**Material:**
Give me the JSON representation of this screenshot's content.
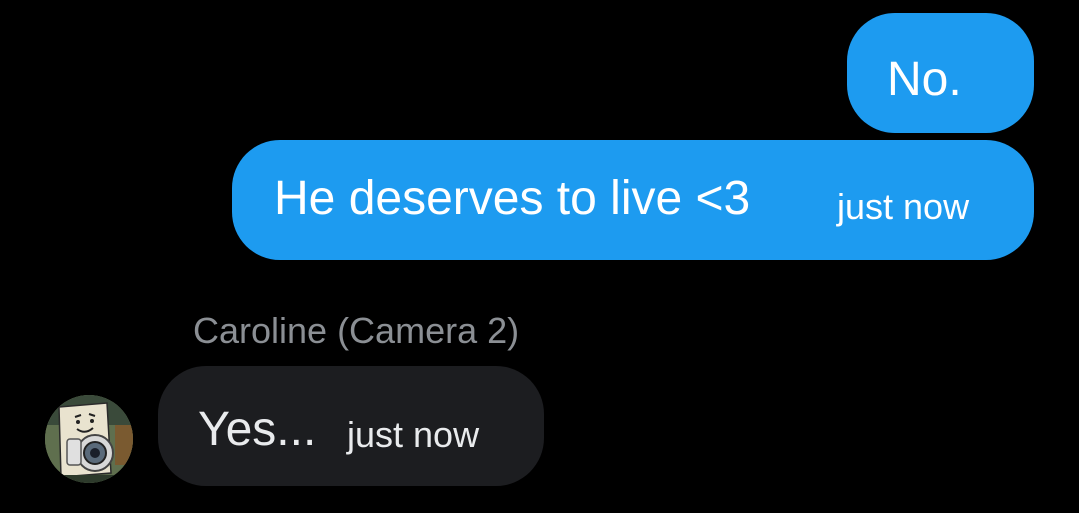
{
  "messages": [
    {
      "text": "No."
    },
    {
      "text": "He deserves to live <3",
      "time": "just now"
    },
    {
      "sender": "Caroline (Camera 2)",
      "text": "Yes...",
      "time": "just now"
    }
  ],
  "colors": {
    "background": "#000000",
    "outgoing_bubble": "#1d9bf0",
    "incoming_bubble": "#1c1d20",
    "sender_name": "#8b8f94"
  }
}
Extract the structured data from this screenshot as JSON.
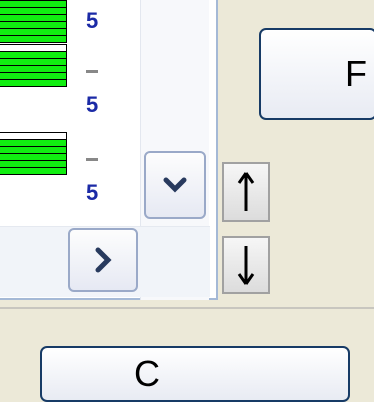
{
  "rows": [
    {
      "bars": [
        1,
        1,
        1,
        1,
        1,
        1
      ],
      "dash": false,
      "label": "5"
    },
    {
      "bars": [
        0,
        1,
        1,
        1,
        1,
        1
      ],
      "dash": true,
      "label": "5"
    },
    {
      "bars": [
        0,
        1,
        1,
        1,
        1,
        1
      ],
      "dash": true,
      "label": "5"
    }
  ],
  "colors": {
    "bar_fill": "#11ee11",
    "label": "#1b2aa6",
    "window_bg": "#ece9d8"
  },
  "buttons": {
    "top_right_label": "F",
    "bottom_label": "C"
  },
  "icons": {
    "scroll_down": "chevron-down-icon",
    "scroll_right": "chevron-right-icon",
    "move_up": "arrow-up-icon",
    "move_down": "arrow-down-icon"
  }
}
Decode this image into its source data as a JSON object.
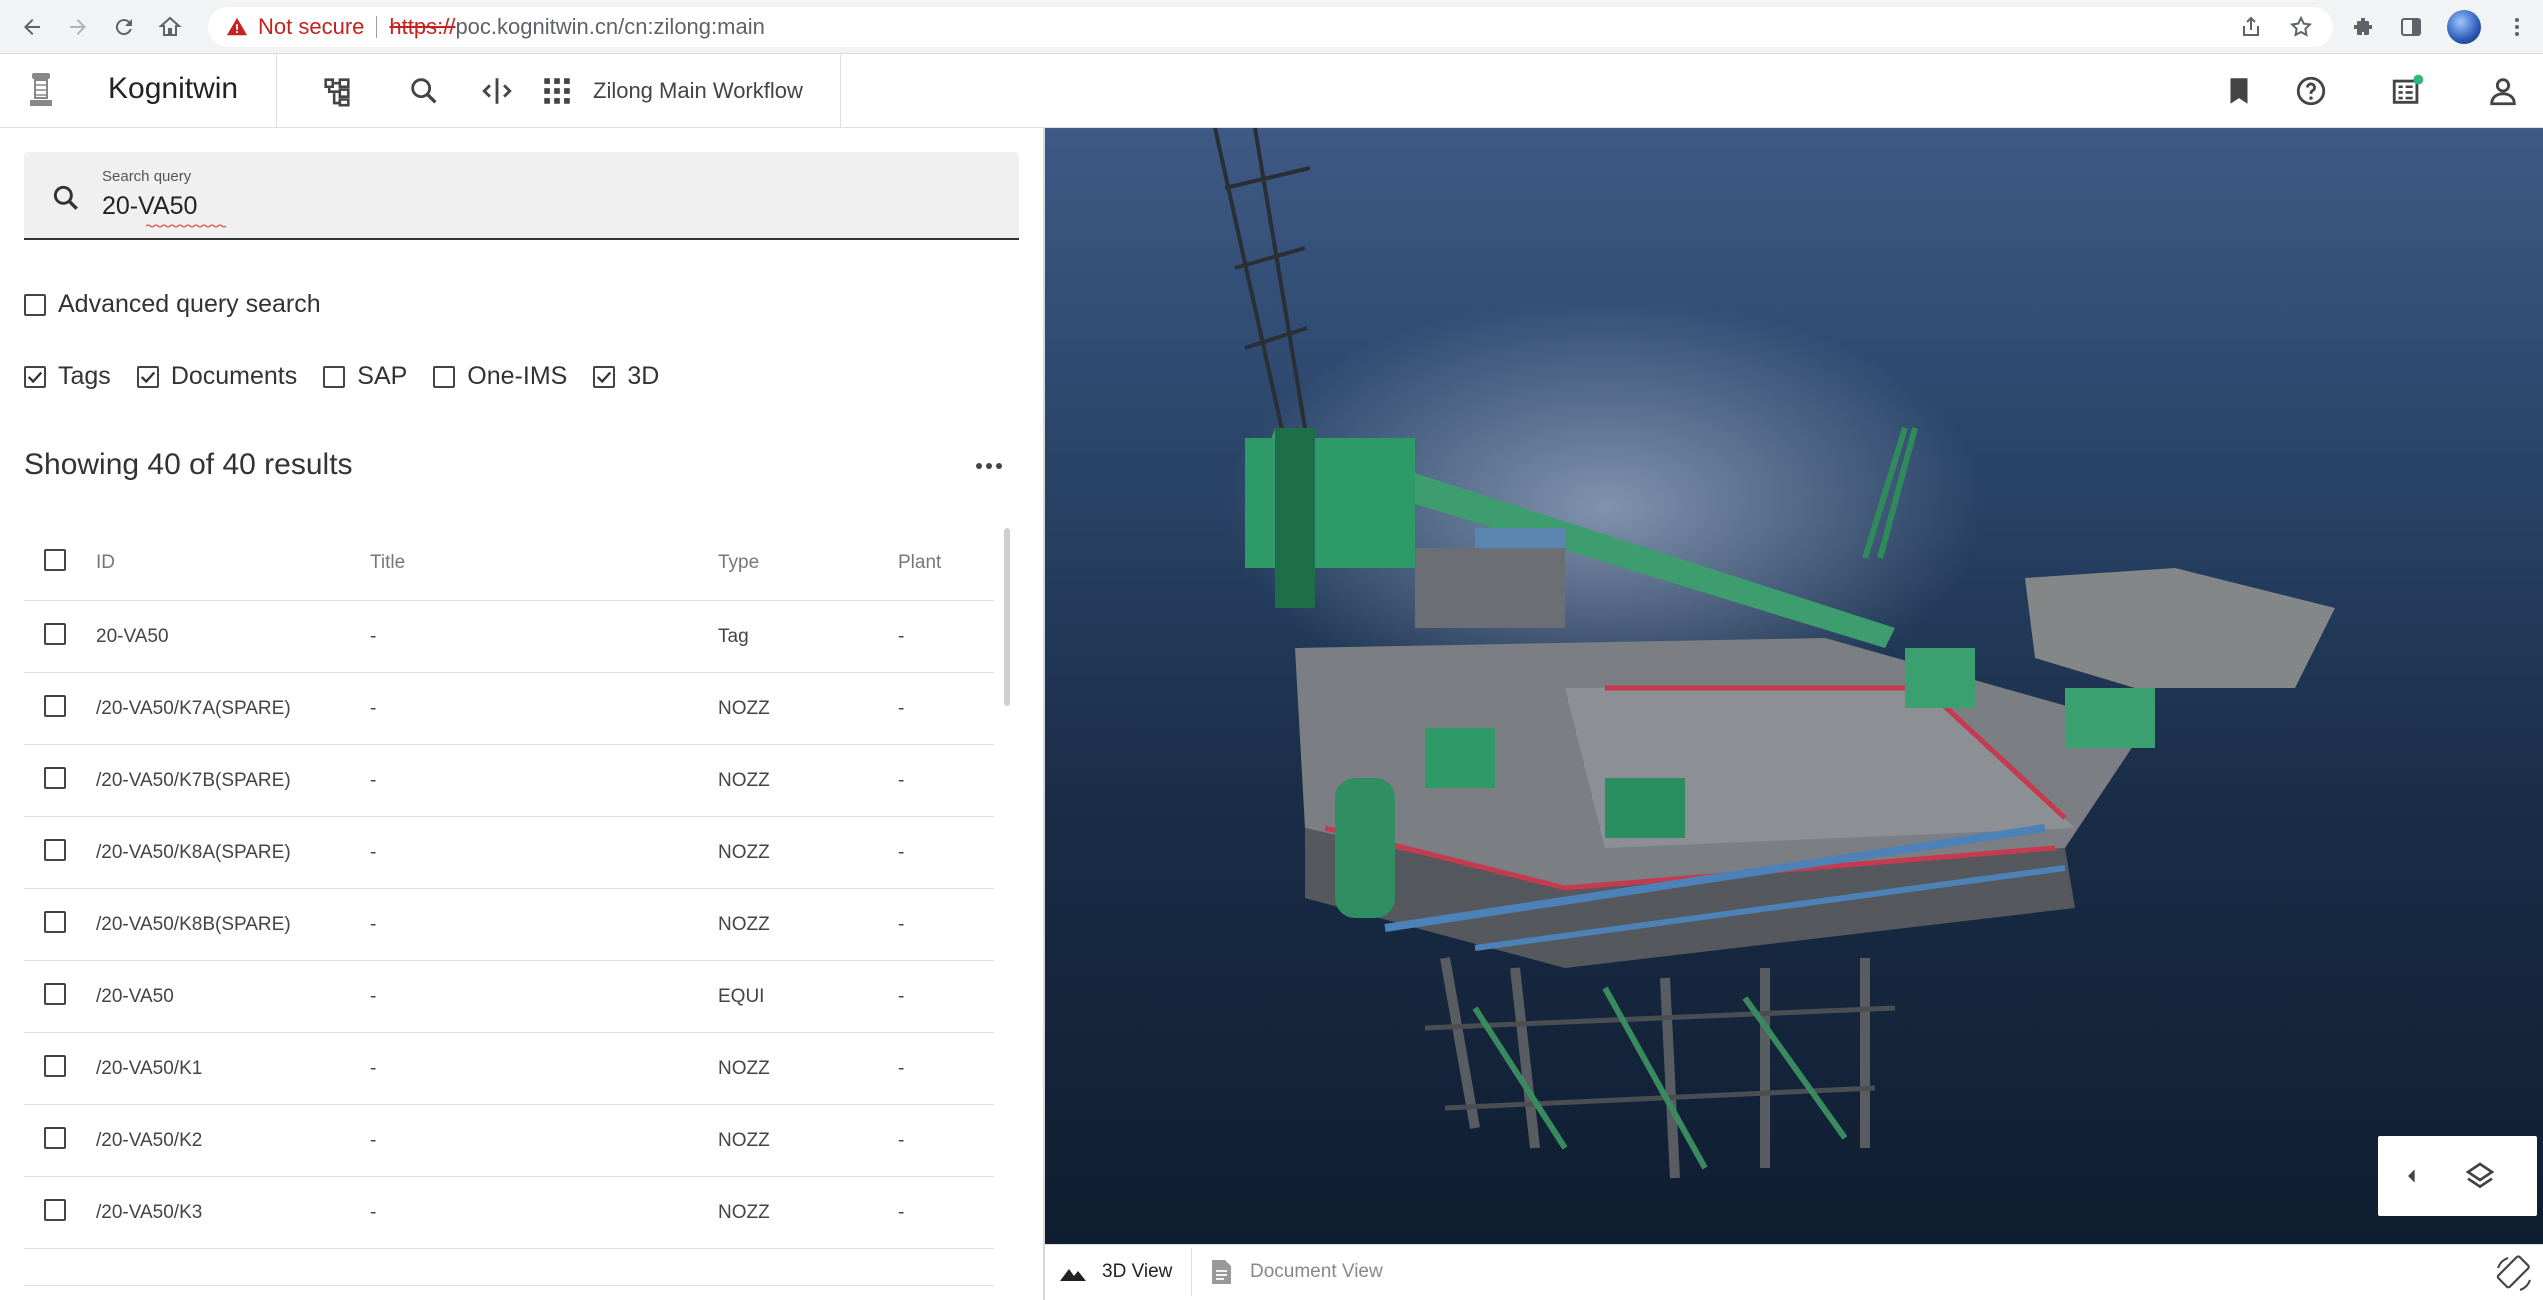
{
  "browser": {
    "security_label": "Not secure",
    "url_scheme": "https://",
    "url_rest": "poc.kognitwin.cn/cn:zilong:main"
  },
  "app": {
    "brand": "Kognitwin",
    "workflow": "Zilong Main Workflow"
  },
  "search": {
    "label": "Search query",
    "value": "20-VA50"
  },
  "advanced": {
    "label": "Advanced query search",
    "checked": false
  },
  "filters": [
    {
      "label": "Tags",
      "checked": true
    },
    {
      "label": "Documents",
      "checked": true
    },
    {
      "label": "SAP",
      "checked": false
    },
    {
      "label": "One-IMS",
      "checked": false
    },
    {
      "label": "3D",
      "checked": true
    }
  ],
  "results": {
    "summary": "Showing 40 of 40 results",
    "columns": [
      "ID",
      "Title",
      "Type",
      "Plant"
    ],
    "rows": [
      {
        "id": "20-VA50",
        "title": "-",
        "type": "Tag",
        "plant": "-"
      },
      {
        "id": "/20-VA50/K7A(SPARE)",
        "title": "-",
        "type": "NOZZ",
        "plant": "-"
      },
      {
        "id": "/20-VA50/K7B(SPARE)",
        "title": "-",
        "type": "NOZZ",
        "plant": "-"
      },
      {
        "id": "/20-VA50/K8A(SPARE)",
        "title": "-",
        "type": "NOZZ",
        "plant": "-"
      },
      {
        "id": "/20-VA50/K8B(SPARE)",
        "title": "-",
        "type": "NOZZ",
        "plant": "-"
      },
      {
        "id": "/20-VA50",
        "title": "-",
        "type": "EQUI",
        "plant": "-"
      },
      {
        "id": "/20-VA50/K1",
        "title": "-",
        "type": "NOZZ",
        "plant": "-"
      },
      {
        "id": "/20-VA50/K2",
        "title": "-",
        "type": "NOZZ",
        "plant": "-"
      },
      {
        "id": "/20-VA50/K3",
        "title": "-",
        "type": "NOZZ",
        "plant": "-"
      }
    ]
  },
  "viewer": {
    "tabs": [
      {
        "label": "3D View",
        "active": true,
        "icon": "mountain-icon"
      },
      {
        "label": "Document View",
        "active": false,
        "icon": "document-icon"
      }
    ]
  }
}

--

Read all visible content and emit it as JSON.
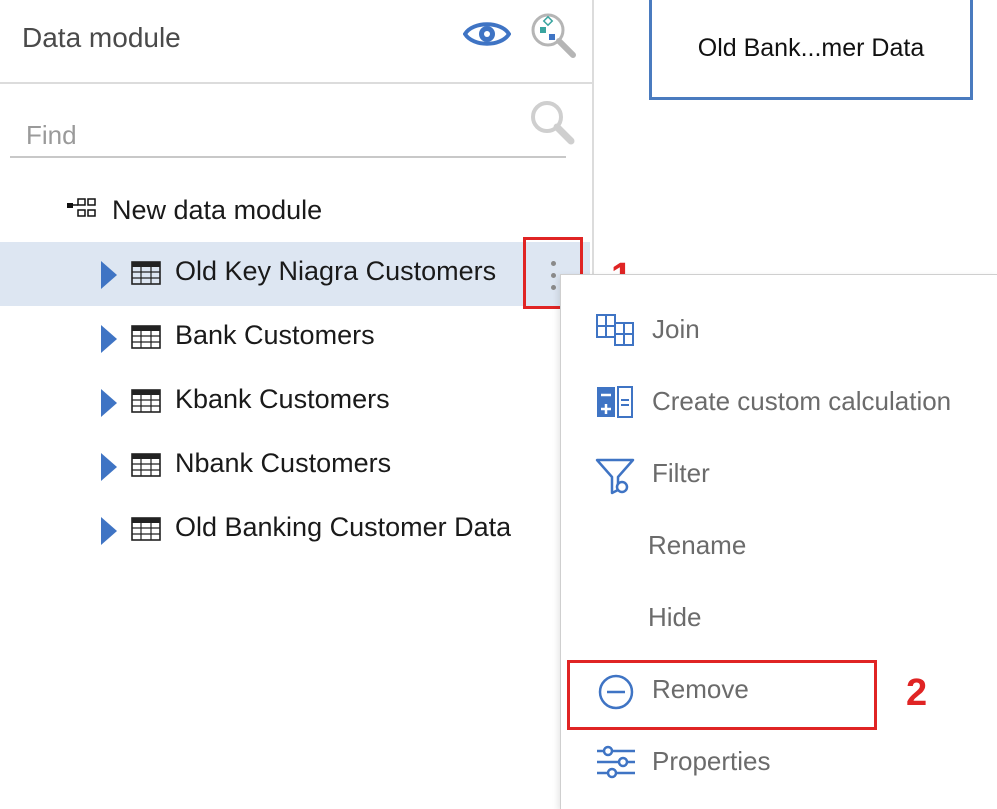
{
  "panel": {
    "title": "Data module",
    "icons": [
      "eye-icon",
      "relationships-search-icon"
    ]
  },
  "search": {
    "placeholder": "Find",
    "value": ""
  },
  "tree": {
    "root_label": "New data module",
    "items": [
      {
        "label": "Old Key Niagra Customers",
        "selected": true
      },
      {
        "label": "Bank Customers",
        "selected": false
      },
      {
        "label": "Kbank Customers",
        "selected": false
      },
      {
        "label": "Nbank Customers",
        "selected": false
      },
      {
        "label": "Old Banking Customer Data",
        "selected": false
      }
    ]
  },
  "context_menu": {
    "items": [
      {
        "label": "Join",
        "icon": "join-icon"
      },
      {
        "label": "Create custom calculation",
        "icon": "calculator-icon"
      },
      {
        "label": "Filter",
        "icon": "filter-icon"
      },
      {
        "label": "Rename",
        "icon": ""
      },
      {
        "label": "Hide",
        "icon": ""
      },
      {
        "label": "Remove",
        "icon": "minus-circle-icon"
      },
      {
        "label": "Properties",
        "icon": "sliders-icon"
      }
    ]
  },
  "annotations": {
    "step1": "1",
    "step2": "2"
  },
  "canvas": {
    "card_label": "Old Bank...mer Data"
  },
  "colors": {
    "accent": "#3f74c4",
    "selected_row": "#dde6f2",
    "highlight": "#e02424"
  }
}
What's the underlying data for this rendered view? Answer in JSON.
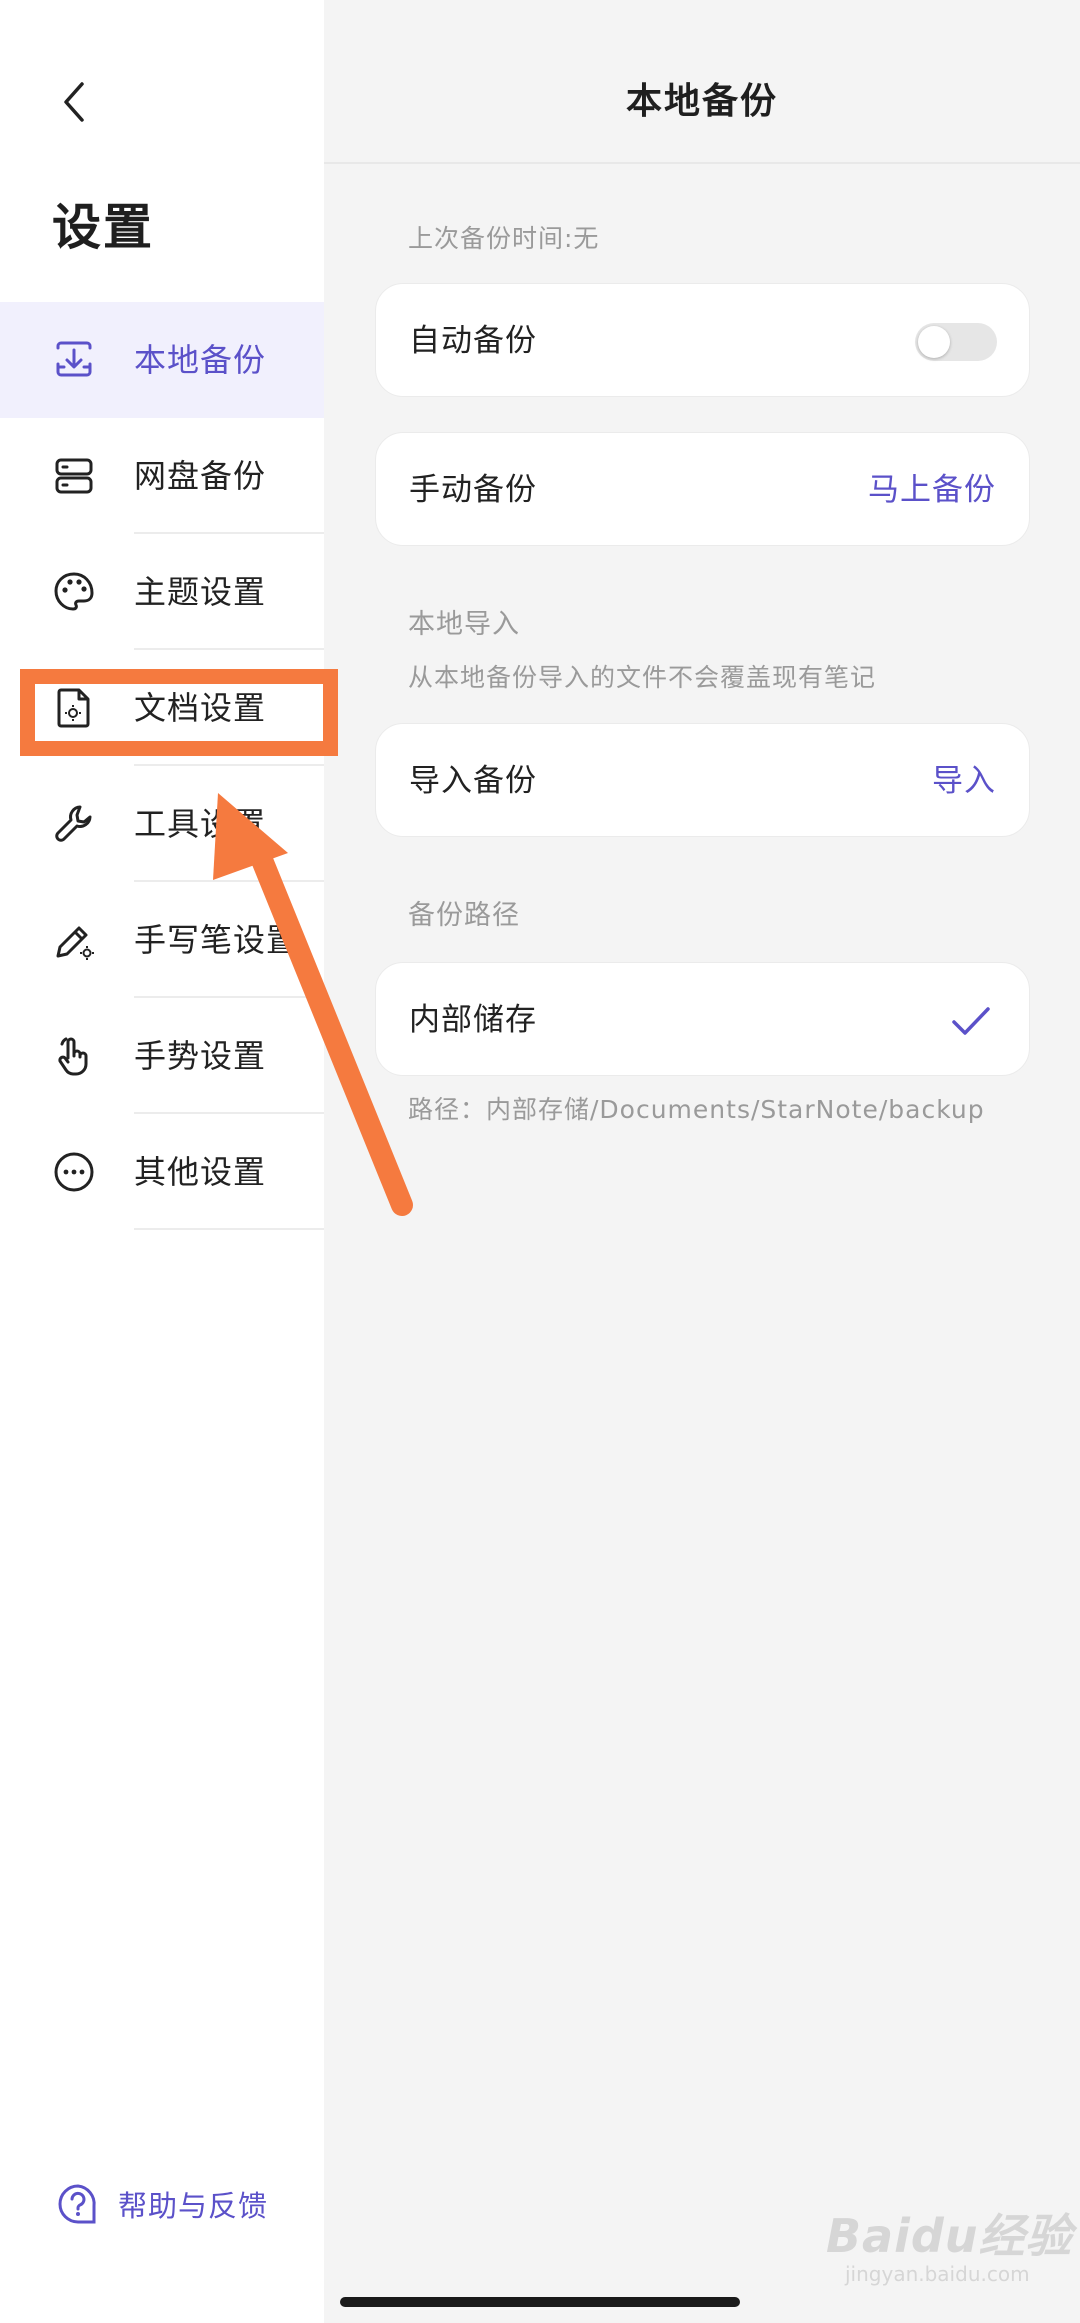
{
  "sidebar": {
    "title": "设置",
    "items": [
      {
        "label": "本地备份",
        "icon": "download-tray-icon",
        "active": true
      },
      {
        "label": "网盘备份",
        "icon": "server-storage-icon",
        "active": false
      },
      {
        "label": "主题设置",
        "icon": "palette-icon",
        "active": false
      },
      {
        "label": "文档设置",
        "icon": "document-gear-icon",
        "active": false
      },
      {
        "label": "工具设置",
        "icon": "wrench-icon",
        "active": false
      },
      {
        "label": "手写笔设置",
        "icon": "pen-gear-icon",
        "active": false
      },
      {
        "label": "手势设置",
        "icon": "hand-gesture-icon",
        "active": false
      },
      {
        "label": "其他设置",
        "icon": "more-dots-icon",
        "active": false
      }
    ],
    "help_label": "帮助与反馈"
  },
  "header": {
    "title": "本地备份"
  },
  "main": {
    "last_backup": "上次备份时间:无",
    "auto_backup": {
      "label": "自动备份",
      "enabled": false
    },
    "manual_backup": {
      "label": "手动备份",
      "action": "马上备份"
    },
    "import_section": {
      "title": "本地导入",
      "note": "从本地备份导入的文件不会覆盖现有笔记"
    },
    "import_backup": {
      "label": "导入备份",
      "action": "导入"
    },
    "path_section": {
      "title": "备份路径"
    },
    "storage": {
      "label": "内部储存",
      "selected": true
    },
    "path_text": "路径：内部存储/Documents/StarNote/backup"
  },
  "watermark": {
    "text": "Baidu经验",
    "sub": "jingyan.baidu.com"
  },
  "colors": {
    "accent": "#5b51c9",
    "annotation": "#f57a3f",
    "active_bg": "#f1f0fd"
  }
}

**Job:**
Determine how many of the lines above hold the word "SPARE", and output that number by itself.

**Written solution:**
4